**Goal of the exercise**
Exactly repeat the full listing that follows.

■ ■ ■

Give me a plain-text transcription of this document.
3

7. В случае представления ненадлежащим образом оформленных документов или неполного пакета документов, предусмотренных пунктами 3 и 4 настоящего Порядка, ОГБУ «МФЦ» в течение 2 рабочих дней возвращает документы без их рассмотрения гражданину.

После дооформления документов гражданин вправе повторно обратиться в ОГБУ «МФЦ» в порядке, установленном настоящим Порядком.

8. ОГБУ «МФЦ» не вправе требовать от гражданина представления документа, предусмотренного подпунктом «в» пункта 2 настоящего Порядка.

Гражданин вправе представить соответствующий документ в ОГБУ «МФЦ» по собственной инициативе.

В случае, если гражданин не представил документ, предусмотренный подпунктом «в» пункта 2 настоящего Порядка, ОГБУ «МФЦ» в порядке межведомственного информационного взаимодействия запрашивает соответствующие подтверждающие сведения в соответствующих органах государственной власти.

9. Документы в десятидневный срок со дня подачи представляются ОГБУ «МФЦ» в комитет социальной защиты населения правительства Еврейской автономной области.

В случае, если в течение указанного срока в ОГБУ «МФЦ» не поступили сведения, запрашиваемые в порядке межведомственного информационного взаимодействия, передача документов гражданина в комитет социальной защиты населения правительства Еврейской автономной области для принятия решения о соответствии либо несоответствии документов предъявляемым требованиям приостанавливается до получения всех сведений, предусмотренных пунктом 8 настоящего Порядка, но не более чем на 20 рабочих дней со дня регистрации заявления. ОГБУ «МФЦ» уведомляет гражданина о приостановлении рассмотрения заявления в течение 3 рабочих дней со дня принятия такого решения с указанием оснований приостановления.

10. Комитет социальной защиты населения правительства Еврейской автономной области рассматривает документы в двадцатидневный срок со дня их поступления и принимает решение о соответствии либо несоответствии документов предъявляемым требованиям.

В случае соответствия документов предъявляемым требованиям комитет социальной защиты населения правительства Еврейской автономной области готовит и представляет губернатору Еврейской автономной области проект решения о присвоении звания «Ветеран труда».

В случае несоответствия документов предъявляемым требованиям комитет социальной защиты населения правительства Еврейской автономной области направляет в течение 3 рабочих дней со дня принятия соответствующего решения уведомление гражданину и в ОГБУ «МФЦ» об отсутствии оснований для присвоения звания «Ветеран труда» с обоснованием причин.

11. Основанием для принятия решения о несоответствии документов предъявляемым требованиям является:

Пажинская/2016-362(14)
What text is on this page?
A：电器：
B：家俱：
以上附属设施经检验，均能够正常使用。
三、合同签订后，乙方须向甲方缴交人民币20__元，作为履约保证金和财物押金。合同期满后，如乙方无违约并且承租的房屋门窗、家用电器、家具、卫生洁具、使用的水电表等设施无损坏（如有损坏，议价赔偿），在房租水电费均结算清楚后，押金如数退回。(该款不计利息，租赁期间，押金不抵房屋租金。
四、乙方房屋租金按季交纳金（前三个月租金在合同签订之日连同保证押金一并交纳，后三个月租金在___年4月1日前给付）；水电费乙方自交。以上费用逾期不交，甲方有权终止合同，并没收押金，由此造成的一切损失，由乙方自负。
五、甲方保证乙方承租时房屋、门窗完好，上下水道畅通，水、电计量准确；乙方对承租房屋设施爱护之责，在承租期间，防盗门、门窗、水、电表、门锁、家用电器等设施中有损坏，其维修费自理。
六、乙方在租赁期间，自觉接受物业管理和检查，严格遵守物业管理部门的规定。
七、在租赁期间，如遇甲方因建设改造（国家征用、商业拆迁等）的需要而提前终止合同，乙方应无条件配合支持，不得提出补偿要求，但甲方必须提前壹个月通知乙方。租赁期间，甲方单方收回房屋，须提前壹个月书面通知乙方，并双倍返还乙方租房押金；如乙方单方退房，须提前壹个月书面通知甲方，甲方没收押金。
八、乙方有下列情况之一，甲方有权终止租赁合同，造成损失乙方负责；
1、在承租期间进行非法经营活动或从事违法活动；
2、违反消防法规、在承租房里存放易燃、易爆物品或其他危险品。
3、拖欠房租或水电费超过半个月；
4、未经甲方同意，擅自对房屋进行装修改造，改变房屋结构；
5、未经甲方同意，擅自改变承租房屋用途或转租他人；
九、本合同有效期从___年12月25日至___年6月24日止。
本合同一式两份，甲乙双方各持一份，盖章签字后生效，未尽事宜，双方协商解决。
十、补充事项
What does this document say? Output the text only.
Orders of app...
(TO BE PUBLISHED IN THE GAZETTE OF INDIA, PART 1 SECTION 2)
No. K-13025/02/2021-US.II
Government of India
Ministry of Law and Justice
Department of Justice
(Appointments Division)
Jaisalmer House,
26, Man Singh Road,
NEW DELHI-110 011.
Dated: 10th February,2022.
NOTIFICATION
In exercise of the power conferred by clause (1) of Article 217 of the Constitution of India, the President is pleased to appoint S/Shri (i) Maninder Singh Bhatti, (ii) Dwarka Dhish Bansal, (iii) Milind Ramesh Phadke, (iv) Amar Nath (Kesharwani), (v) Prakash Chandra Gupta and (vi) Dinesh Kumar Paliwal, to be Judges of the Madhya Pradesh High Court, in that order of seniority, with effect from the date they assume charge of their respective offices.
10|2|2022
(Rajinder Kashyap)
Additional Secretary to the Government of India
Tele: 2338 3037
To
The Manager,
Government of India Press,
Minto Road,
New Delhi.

■ ■ ■

**Answer for the task**
Give me a plain-text transcription of this document.
3

7. В случае представления ненадлежащим образом оформленных документов или неполного пакета документов, предусмотренных пунктами 3 и 4 настоящего Порядка, ОГБУ «МФЦ» в течение 2 рабочих дней возвращает документы без их рассмотрения гражданину.

После дооформления документов гражданин вправе повторно обратиться в ОГБУ «МФЦ» в порядке, установленном настоящим Порядком.

8. ОГБУ «МФЦ» не вправе требовать от гражданина представления документа, предусмотренного подпунктом «в» пункта 2 настоящего Порядка.

Гражданин вправе представить соответствующий документ в ОГБУ «МФЦ» по собственной инициативе.

В случае, если гражданин не представил документ, предусмотренный подпунктом «в» пункта 2 настоящего Порядка, ОГБУ «МФЦ» в порядке межведомственного информационного взаимодействия запрашивает соответствующие подтверждающие сведения в соответствующих органах государственной власти.

9. Документы в десятидневный срок со дня подачи представляются ОГБУ «МФЦ» в комитет социальной защиты населения правительства Еврейской автономной области.

В случае, если в течение указанного срока в ОГБУ «МФЦ» не поступили сведения, запрашиваемые в порядке межведомственного информационного взаимодействия, передача документов гражданина в комитет социальной защиты населения правительства Еврейской автономной области для принятия решения о соответствии либо несоответствии документов предъявляемым требованиям приостанавливается до получения всех сведений, предусмотренных пунктом 8 настоящего Порядка, но не более чем на 20 рабочих дней со дня регистрации заявления. ОГБУ «МФЦ» уведомляет гражданина о приостановлении рассмотрения заявления в течение 3 рабочих дней со дня принятия такого решения с указанием оснований приостановления.

10. Комитет социальной защиты населения правительства Еврейской автономной области рассматривает документы в двадцатидневный срок со дня их поступления и принимает решение о соответствии либо несоответствии документов предъявляемым требованиям.

В случае соответствия документов предъявляемым требованиям комитет социальной защиты населения правительства Еврейской автономной области готовит и представляет губернатору Еврейской автономной области проект решения о присвоении звания «Ветеран труда».

В случае несоответствия документов предъявляемым требованиям комитет социальной защиты населения правительства Еврейской автономной области направляет в течение 3 рабочих дней со дня принятия соответствующего решения уведомление гражданину и в ОГБУ «МФЦ» об отсутствии оснований для присвоения звания «Ветеран труда» с обоснованием причин.

11. Основанием для принятия решения о несоответствии документов предъявляемым требованиям является:

Пажинская/2016-362(14)
What text is on this page?
A：电器：
B：家俱：
以上附属设施经检验，均能够正常使用。
三、合同签订后，乙方须向甲方缴交人民币20__元，作为履约保证金和财物押金。合同期满后，如乙方无违约并且承租的房屋门窗、家用电器、家具、卫生洁具、使用的水电表等设施无损坏（如有损坏，议价赔偿），在房租水电费均结算清楚后，押金如数退回。(该款不计利息，租赁期间，押金不抵房屋租金。
四、乙方房屋租金按季交纳金（前三个月租金在合同签订之日连同保证押金一并交纳，后三个月租金在___年4月1日前给付）；水电费乙方自交。以上费用逾期不交，甲方有权终止合同，并没收押金，由此造成的一切损失，由乙方自负。
五、甲方保证乙方承租时房屋、门窗完好，上下水道畅通，水、电计量准确；乙方对承租房屋设施爱护之责，在承租期间，防盗门、门窗、水、电表、门锁、家用电器等设施中有损坏，其维修费自理。
六、乙方在租赁期间，自觉接受物业管理和检查，严格遵守物业管理部门的规定。
七、在租赁期间，如遇甲方因建设改造（国家征用、商业拆迁等）的需要而提前终止合同，乙方应无条件配合支持，不得提出补偿要求，但甲方必须提前壹个月通知乙方。租赁期间，甲方单方收回房屋，须提前壹个月书面通知乙方，并双倍返还乙方租房押金；如乙方单方退房，须提前壹个月书面通知甲方，甲方没收押金。
八、乙方有下列情况之一，甲方有权终止租赁合同，造成损失乙方负责；
1、在承租期间进行非法经营活动或从事违法活动；
2、违反消防法规、在承租房里存放易燃、易爆物品或其他危险品。
3、拖欠房租或水电费超过半个月；
4、未经甲方同意，擅自对房屋进行装修改造，改变房屋结构；
5、未经甲方同意，擅自改变承租房屋用途或转租他人；
九、本合同有效期从___年12月25日至___年6月24日止。
本合同一式两份，甲乙双方各持一份，盖章签字后生效，未尽事宜，双方协商解决。
十、补充事项
What does this document say? Output the text only.
Orders of app...
(TO BE PUBLISHED IN THE GAZETTE OF INDIA, PART 1 SECTION 2)
No. K-13025/02/2021-US.II
Government of India
Ministry of Law and Justice
Department of Justice
(Appointments Division)
Jaisalmer House,
26, Man Singh Road,
NEW DELHI-110 011.
Dated: 10th February,2022.
NOTIFICATION
In exercise of the power conferred by clause (1) of Article 217 of the Constitution of India, the President is pleased to appoint S/Shri (i) Maninder Singh Bhatti, (ii) Dwarka Dhish Bansal, (iii) Milind Ramesh Phadke, (iv) Amar Nath (Kesharwani), (v) Prakash Chandra Gupta and (vi) Dinesh Kumar Paliwal, to be Judges of the Madhya Pradesh High Court, in that order of seniority, with effect from the date they assume charge of their respective offices.
10|2|2022
(Rajinder Kashyap)
Additional Secretary to the Government of India
Tele: 2338 3037
To
The Manager,
Government of India Press,
Minto Road,
New Delhi.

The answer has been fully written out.